Rohdaten
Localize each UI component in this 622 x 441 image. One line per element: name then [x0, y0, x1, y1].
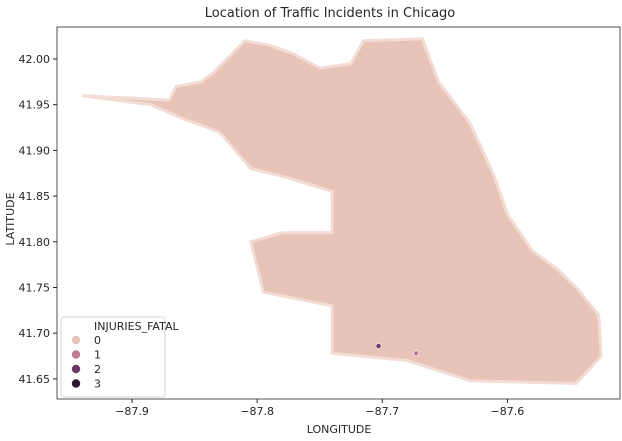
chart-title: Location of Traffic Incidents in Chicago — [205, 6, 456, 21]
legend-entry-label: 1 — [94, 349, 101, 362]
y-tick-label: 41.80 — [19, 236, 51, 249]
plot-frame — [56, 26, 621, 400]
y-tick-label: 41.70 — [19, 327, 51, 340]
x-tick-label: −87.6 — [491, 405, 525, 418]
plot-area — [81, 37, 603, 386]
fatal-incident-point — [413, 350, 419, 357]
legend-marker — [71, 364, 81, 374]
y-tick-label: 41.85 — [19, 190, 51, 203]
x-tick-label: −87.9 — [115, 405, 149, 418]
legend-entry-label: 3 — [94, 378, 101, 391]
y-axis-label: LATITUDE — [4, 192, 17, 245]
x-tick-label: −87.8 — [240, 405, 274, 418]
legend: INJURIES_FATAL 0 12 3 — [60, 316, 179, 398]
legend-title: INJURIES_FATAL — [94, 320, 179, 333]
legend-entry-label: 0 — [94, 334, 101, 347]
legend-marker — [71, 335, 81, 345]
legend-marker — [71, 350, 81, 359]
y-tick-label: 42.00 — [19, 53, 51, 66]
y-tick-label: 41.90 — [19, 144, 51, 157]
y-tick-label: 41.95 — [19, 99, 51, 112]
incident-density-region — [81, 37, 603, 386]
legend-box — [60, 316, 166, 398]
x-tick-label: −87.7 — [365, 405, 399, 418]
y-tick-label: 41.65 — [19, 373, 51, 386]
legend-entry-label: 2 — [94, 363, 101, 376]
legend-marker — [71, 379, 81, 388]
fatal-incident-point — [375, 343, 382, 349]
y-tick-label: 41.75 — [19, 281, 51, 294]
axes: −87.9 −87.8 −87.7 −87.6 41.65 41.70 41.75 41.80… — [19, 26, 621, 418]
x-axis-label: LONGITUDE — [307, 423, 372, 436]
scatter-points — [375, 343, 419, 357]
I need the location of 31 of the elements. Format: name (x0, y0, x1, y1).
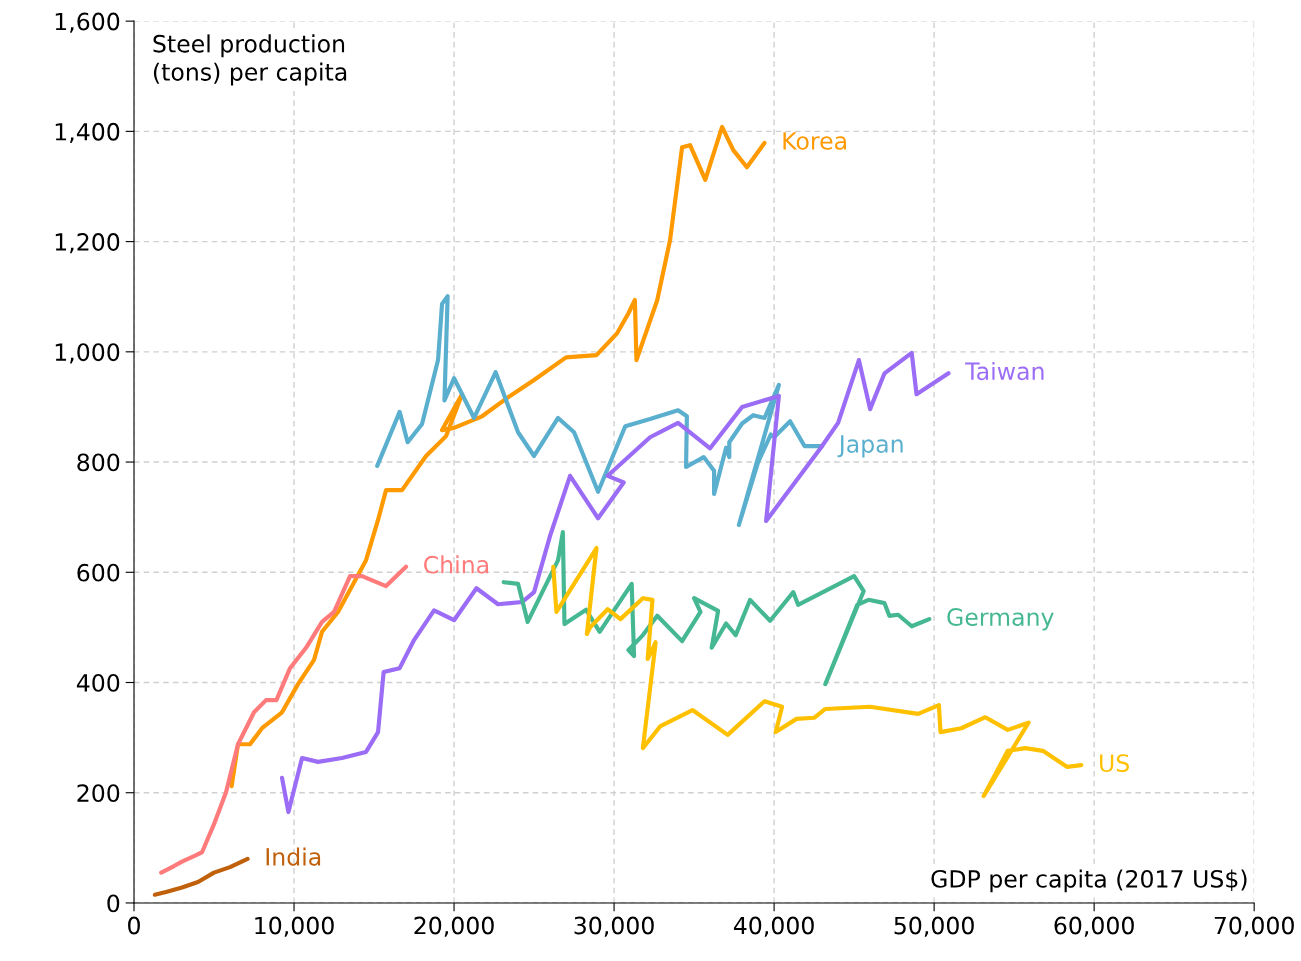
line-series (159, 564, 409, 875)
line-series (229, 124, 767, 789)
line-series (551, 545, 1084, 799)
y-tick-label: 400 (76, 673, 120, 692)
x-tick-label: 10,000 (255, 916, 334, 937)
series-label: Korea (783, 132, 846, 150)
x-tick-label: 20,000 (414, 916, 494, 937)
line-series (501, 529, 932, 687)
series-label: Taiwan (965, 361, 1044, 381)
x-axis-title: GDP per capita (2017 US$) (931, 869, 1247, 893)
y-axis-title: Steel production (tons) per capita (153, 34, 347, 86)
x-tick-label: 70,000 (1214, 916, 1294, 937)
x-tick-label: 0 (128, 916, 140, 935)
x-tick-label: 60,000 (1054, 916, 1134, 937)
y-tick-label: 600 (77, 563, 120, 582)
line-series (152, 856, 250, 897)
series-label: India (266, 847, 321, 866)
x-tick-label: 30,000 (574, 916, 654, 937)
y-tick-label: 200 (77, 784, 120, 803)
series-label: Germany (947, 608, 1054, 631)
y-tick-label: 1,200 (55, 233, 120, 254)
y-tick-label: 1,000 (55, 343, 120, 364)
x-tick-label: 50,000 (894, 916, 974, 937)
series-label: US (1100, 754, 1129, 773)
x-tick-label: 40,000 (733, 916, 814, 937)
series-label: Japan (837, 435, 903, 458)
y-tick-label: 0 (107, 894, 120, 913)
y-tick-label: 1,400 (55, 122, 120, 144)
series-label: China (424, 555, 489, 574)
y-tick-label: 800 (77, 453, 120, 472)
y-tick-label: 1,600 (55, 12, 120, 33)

...

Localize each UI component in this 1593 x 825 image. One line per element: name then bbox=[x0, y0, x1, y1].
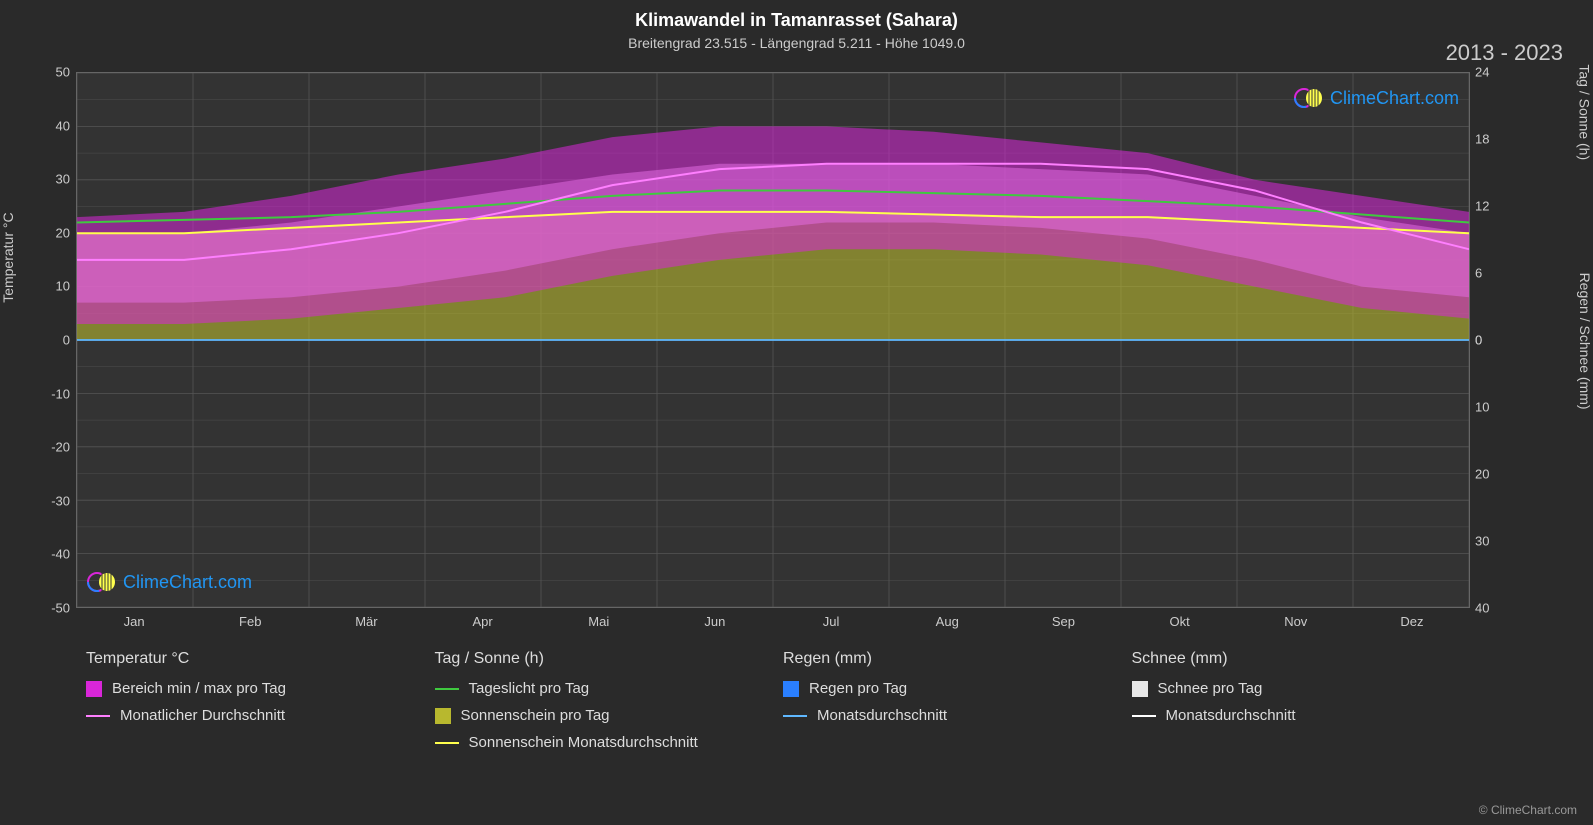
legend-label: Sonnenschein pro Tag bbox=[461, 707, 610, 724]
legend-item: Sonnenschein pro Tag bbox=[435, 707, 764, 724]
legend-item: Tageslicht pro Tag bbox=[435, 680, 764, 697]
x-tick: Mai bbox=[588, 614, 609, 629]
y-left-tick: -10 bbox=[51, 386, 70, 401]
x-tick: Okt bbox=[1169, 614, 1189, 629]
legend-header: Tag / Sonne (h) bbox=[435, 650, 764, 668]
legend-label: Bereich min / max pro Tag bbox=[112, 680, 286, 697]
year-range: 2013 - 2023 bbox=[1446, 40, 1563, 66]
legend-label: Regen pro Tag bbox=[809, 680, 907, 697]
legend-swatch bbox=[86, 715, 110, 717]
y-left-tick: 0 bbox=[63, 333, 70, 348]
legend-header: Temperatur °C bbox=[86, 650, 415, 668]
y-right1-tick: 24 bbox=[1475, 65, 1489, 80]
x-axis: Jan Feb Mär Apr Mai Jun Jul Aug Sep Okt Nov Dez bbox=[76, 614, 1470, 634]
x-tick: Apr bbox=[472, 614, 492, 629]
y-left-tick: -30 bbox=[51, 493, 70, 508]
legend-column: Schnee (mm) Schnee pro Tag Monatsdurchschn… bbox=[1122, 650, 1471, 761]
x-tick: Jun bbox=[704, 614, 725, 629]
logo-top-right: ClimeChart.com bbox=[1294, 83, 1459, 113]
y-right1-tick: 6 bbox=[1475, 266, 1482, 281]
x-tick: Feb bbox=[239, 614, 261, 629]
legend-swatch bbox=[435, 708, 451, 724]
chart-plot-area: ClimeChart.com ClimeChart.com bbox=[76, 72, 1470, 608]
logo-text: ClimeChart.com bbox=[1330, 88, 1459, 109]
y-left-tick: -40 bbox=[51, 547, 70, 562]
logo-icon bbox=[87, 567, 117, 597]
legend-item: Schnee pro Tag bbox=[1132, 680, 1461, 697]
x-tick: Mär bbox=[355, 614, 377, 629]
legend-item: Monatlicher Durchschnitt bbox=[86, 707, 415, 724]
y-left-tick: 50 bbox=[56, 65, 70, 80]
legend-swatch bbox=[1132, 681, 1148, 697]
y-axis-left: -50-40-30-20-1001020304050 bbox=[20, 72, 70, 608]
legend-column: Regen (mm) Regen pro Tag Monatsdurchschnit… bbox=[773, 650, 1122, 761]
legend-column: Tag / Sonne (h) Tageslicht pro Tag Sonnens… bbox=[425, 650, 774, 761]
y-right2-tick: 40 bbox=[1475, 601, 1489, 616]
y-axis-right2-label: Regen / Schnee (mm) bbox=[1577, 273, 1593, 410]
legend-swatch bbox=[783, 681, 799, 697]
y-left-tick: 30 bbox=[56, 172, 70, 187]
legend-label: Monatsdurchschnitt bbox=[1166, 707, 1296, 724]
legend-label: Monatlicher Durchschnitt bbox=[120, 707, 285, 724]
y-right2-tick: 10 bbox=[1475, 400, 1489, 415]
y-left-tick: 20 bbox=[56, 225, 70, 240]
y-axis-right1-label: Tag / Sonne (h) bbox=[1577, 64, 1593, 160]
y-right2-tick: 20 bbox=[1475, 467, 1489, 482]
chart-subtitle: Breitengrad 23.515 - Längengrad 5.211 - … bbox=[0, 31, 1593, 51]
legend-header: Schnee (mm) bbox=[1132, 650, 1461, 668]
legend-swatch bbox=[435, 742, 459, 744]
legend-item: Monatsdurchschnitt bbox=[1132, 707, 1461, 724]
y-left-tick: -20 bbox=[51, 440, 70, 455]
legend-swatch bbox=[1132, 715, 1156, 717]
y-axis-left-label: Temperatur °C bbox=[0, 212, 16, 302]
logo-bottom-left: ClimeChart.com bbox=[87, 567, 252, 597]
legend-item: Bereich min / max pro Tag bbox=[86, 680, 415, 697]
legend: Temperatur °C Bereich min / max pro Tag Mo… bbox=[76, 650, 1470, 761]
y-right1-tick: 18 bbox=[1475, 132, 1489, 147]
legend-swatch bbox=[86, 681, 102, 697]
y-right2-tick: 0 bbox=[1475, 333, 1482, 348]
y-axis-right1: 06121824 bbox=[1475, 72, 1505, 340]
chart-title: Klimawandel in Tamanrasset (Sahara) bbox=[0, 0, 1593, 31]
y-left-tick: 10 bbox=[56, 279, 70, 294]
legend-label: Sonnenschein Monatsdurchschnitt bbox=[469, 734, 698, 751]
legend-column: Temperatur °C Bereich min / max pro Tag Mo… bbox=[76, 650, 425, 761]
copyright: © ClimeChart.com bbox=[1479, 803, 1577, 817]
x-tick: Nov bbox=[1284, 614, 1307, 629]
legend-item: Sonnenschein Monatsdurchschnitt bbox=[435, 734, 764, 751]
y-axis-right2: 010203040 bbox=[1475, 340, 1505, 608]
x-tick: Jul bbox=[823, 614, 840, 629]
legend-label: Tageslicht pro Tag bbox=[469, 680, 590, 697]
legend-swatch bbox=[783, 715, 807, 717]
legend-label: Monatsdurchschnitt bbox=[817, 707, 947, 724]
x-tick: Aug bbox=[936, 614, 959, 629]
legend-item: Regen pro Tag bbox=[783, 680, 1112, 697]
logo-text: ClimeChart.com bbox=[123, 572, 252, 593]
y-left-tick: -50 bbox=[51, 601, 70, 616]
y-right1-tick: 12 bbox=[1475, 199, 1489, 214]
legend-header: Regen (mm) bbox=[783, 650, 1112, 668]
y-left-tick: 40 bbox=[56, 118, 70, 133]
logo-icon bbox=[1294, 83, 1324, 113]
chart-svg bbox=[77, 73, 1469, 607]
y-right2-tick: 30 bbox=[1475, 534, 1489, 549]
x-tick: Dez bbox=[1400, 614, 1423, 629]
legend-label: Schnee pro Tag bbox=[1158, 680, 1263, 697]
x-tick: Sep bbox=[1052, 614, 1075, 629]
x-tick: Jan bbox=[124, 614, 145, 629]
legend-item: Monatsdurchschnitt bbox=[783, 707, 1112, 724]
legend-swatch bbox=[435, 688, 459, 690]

Aufgabe
Schreibe die Daten von der Zeile mit "legend-label: Sonnenschein pro" bis zur Zeile mit "y-left-tick: 0 bbox=[63, 333, 70, 348]" als Markdown-Tabelle mit den Spalten „Nummer“ und „Datenzeile“ um, ohne Leerzeilen.

Lösung unten
| Nummer | Datenzeile |
|---|---|
| 1 | legend-label: Sonnenschein pro Tag bbox=[461, 707, 610, 724] |
| 2 | legend-item: Sonnenschein pro Tag bbox=[435, 707, 764, 724] |
| 3 | legend-item: Tageslicht pro Tag bbox=[435, 680, 764, 697] |
| 4 | x-tick: Mai bbox=[588, 614, 609, 629] |
| 5 | y-left-tick: -10 bbox=[51, 386, 70, 401] |
| 6 | x-tick: Okt bbox=[1169, 614, 1189, 629] |
| 7 | legend-header: Tag / Sonne (h) bbox=[435, 650, 764, 668] |
| 8 | legend-label: Bereich min / max pro Tag bbox=[112, 680, 286, 697] |
| 9 | year-range: 2013 - 2023 bbox=[1446, 40, 1563, 66] |
| 10 | legend-label: Regen pro Tag bbox=[809, 680, 907, 697] |
| 11 | legend-swatch bbox=[86, 715, 110, 717] |
| 12 | y-left-tick: 0 bbox=[63, 333, 70, 348] |